◆ **What to produce**:
Scan the data below for the string "Northing". Copy every line where it appears.

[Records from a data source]
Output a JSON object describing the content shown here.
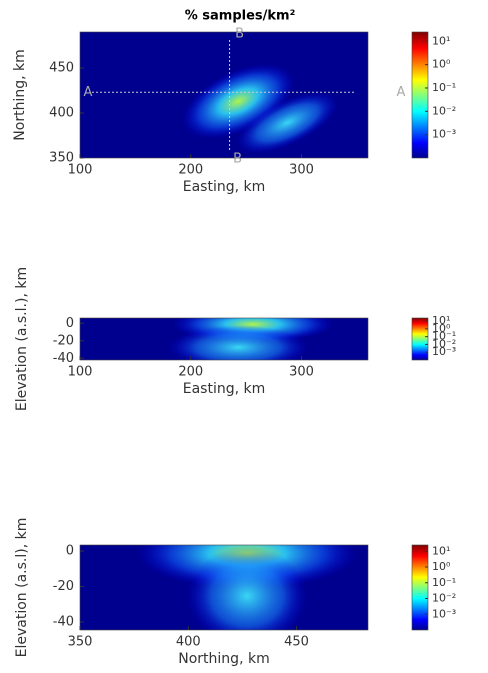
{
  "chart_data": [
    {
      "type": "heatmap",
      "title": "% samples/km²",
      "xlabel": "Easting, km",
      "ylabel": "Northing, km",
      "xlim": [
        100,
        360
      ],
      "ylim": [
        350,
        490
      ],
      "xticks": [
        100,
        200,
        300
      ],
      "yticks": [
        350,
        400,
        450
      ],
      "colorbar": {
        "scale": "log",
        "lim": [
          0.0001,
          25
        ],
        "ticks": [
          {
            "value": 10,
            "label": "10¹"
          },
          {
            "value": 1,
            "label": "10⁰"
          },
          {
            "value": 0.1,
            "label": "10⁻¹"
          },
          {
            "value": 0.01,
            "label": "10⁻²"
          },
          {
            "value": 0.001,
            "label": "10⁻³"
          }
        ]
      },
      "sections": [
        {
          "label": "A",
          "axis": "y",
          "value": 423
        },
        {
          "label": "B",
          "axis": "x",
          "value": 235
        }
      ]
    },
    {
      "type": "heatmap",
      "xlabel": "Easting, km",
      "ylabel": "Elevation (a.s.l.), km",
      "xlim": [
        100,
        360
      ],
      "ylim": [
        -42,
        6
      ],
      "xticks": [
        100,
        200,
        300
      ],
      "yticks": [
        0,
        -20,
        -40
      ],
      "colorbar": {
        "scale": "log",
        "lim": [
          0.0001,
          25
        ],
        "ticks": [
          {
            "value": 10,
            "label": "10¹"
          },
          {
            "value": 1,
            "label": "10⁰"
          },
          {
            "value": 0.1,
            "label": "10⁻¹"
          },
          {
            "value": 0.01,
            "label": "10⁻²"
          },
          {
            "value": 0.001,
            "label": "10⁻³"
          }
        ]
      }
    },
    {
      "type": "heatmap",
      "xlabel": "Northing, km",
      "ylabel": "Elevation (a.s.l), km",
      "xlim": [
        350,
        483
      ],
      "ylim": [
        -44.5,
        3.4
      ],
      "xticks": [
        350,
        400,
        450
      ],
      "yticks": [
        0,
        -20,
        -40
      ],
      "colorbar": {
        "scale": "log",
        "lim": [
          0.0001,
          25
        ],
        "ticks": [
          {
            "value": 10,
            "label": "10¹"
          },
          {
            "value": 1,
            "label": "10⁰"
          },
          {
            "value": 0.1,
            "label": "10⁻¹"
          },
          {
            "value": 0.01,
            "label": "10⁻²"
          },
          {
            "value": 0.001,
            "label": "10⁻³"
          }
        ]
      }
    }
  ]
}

◆ **Response to the exercise**:
      "ylabel": "Northing, km",
      "xlabel": "Northing, km",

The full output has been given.